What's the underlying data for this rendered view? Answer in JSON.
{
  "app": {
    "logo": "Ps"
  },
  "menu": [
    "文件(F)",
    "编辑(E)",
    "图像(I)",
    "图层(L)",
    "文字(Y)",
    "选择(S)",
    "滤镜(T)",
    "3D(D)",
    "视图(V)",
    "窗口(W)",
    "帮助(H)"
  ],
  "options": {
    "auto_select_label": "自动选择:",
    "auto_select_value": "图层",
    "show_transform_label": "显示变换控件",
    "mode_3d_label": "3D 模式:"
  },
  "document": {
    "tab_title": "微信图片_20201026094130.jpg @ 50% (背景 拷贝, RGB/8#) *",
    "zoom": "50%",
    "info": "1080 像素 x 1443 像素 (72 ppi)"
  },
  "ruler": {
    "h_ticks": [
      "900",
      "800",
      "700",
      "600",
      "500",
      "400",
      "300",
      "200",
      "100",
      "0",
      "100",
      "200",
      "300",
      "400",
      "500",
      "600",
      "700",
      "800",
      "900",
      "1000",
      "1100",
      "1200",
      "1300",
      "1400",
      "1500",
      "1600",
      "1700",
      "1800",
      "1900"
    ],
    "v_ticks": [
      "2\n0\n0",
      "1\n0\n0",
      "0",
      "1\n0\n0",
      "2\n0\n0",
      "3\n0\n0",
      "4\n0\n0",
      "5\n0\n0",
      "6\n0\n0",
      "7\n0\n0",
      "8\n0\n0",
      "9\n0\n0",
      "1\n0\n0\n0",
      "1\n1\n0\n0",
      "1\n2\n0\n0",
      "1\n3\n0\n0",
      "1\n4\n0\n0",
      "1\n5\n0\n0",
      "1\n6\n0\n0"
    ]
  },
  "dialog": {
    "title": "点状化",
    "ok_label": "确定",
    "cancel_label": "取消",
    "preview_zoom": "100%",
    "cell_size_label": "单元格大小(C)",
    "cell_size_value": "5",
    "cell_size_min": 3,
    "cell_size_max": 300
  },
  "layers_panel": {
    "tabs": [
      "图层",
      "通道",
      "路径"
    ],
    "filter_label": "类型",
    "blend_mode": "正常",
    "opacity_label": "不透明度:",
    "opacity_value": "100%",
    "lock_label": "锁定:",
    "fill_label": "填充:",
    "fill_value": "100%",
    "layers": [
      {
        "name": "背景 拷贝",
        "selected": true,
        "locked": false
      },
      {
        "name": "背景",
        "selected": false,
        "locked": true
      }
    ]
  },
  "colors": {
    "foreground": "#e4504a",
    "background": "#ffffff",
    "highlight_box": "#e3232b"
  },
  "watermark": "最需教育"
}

────────

Problem description
Return what is listed above, exactly and completely.

The output
What's the underlying data for this rendered view? Answer in JSON.
{
  "app": {
    "logo": "Ps"
  },
  "menu": [
    "文件(F)",
    "编辑(E)",
    "图像(I)",
    "图层(L)",
    "文字(Y)",
    "选择(S)",
    "滤镜(T)",
    "3D(D)",
    "视图(V)",
    "窗口(W)",
    "帮助(H)"
  ],
  "options": {
    "auto_select_label": "自动选择:",
    "auto_select_value": "图层",
    "show_transform_label": "显示变换控件",
    "mode_3d_label": "3D 模式:"
  },
  "document": {
    "tab_title": "微信图片_20201026094130.jpg @ 50% (背景 拷贝, RGB/8#) *",
    "zoom": "50%",
    "info": "1080 像素 x 1443 像素 (72 ppi)"
  },
  "ruler": {
    "h_ticks": [
      "900",
      "800",
      "700",
      "600",
      "500",
      "400",
      "300",
      "200",
      "100",
      "0",
      "100",
      "200",
      "300",
      "400",
      "500",
      "600",
      "700",
      "800",
      "900",
      "1000",
      "1100",
      "1200",
      "1300",
      "1400",
      "1500",
      "1600",
      "1700",
      "1800",
      "1900"
    ],
    "v_ticks": [
      "2\n0\n0",
      "1\n0\n0",
      "0",
      "1\n0\n0",
      "2\n0\n0",
      "3\n0\n0",
      "4\n0\n0",
      "5\n0\n0",
      "6\n0\n0",
      "7\n0\n0",
      "8\n0\n0",
      "9\n0\n0",
      "1\n0\n0\n0",
      "1\n1\n0\n0",
      "1\n2\n0\n0",
      "1\n3\n0\n0",
      "1\n4\n0\n0",
      "1\n5\n0\n0",
      "1\n6\n0\n0"
    ]
  },
  "dialog": {
    "title": "点状化",
    "ok_label": "确定",
    "cancel_label": "取消",
    "preview_zoom": "100%",
    "cell_size_label": "单元格大小(C)",
    "cell_size_value": "5",
    "cell_size_min": 3,
    "cell_size_max": 300
  },
  "layers_panel": {
    "tabs": [
      "图层",
      "通道",
      "路径"
    ],
    "filter_label": "类型",
    "blend_mode": "正常",
    "opacity_label": "不透明度:",
    "opacity_value": "100%",
    "lock_label": "锁定:",
    "fill_label": "填充:",
    "fill_value": "100%",
    "layers": [
      {
        "name": "背景 拷贝",
        "selected": true,
        "locked": false
      },
      {
        "name": "背景",
        "selected": false,
        "locked": true
      }
    ]
  },
  "colors": {
    "foreground": "#e4504a",
    "background": "#ffffff",
    "highlight_box": "#e3232b"
  },
  "watermark": "最需教育"
}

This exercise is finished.